*WRITTEN EXERCISE*: An exact copy of every record is needed.
───── INPUT RECORDS
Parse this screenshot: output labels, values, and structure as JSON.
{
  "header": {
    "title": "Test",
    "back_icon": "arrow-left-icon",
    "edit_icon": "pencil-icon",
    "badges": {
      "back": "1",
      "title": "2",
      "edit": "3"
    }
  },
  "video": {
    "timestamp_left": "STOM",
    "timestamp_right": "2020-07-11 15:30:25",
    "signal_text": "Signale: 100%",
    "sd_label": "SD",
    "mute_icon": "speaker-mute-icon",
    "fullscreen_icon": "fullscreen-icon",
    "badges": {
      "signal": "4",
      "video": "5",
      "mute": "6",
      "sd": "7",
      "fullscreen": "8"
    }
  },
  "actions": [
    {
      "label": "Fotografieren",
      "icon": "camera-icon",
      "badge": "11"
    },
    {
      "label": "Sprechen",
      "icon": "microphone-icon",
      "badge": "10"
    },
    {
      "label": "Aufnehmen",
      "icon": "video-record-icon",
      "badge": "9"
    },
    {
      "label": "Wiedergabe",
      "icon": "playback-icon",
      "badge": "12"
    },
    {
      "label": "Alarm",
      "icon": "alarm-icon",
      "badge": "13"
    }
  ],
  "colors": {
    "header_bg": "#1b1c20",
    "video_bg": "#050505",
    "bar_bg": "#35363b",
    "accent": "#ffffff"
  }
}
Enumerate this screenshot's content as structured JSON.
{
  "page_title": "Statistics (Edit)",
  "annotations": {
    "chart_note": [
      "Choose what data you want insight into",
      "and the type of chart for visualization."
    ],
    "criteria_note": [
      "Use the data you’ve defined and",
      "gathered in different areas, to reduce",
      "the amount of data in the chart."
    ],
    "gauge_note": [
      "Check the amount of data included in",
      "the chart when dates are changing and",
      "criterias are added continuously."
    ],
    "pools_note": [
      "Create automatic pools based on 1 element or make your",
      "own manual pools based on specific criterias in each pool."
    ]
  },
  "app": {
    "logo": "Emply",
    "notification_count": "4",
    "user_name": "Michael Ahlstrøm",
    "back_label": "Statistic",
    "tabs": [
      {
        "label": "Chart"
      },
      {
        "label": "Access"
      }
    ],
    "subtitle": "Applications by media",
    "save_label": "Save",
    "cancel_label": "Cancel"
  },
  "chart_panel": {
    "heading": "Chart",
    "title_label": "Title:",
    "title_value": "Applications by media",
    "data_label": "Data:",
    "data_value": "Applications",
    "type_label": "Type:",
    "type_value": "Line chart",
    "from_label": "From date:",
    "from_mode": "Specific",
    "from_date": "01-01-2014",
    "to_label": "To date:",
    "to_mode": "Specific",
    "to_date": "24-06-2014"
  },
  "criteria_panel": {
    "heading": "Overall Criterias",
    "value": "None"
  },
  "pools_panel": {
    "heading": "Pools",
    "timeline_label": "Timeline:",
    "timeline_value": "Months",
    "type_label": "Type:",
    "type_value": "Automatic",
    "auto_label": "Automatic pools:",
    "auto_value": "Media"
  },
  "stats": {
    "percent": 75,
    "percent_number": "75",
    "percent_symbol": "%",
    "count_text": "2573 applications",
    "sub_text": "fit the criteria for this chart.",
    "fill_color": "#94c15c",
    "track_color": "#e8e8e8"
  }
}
──────────
*SOLUTION TO THIS TASK*:
Parse this screenshot: output labels, values, and structure as JSON.
{
  "header": {
    "title": "Test",
    "back_icon": "arrow-left-icon",
    "edit_icon": "pencil-icon",
    "badges": {
      "back": "1",
      "title": "2",
      "edit": "3"
    }
  },
  "video": {
    "timestamp_left": "STOM",
    "timestamp_right": "2020-07-11 15:30:25",
    "signal_text": "Signale: 100%",
    "sd_label": "SD",
    "mute_icon": "speaker-mute-icon",
    "fullscreen_icon": "fullscreen-icon",
    "badges": {
      "signal": "4",
      "video": "5",
      "mute": "6",
      "sd": "7",
      "fullscreen": "8"
    }
  },
  "actions": [
    {
      "label": "Fotografieren",
      "icon": "camera-icon",
      "badge": "11"
    },
    {
      "label": "Sprechen",
      "icon": "microphone-icon",
      "badge": "10"
    },
    {
      "label": "Aufnehmen",
      "icon": "video-record-icon",
      "badge": "9"
    },
    {
      "label": "Wiedergabe",
      "icon": "playback-icon",
      "badge": "12"
    },
    {
      "label": "Alarm",
      "icon": "alarm-icon",
      "badge": "13"
    }
  ],
  "colors": {
    "header_bg": "#1b1c20",
    "video_bg": "#050505",
    "bar_bg": "#35363b",
    "accent": "#ffffff"
  }
}
Enumerate this screenshot's content as structured JSON.
{
  "page_title": "Statistics (Edit)",
  "annotations": {
    "chart_note": [
      "Choose what data you want insight into",
      "and the type of chart for visualization."
    ],
    "criteria_note": [
      "Use the data you’ve defined and",
      "gathered in different areas, to reduce",
      "the amount of data in the chart."
    ],
    "gauge_note": [
      "Check the amount of data included in",
      "the chart when dates are changing and",
      "criterias are added continuously."
    ],
    "pools_note": [
      "Create automatic pools based on 1 element or make your",
      "own manual pools based on specific criterias in each pool."
    ]
  },
  "app": {
    "logo": "Emply",
    "notification_count": "4",
    "user_name": "Michael Ahlstrøm",
    "back_label": "Statistic",
    "tabs": [
      {
        "label": "Chart"
      },
      {
        "label": "Access"
      }
    ],
    "subtitle": "Applications by media",
    "save_label": "Save",
    "cancel_label": "Cancel"
  },
  "chart_panel": {
    "heading": "Chart",
    "title_label": "Title:",
    "title_value": "Applications by media",
    "data_label": "Data:",
    "data_value": "Applications",
    "type_label": "Type:",
    "type_value": "Line chart",
    "from_label": "From date:",
    "from_mode": "Specific",
    "from_date": "01-01-2014",
    "to_label": "To date:",
    "to_mode": "Specific",
    "to_date": "24-06-2014"
  },
  "criteria_panel": {
    "heading": "Overall Criterias",
    "value": "None"
  },
  "pools_panel": {
    "heading": "Pools",
    "timeline_label": "Timeline:",
    "timeline_value": "Months",
    "type_label": "Type:",
    "type_value": "Automatic",
    "auto_label": "Automatic pools:",
    "auto_value": "Media"
  },
  "stats": {
    "percent": 75,
    "percent_number": "75",
    "percent_symbol": "%",
    "count_text": "2573 applications",
    "sub_text": "fit the criteria for this chart.",
    "fill_color": "#94c15c",
    "track_color": "#e8e8e8"
  }
}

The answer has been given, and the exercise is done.